[Chart and figure data]
==================================================

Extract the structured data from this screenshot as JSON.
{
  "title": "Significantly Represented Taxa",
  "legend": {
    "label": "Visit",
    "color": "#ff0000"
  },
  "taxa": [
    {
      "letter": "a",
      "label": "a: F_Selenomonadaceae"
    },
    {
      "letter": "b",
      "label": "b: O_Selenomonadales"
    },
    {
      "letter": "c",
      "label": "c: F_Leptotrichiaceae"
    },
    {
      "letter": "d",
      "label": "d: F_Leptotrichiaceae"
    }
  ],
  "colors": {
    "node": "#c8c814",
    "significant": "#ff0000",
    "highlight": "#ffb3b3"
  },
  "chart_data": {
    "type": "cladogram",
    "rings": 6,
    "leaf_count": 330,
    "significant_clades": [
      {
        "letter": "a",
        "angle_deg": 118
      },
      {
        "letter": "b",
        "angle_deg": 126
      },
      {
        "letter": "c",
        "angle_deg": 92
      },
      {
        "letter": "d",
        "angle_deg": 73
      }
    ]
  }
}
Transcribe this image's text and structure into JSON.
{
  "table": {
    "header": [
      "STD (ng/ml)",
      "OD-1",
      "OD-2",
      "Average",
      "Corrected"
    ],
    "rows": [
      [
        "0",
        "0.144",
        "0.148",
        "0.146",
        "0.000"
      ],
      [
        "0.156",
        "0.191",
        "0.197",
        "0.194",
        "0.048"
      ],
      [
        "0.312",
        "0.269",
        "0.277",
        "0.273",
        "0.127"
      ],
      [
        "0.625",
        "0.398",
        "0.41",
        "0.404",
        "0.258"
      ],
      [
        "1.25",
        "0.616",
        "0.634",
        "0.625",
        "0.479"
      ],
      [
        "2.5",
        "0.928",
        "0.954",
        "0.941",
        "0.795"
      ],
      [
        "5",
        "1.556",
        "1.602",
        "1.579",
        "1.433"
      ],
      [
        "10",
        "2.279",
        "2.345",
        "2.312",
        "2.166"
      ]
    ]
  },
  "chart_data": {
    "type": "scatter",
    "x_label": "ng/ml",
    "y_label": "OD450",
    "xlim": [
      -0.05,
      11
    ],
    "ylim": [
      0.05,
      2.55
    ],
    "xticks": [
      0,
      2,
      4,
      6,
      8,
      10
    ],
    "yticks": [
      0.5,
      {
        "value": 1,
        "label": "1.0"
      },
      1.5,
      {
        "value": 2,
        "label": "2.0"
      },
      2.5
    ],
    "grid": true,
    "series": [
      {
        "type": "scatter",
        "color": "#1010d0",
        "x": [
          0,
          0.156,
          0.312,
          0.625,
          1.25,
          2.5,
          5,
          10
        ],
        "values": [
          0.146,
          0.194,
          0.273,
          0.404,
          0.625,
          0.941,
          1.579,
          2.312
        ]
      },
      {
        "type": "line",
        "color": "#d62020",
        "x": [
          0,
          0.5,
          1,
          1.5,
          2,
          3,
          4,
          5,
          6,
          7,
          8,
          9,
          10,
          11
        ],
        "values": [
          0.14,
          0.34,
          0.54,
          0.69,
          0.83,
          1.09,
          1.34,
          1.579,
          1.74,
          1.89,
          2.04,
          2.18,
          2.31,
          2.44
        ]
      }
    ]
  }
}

==================================================

Challenge:
Search the preceding listing for the word "this" and pull out every line that holds it.

The solution:
Extract the structured data from this screenshot as JSON.
Transcribe this image's text and structure into JSON.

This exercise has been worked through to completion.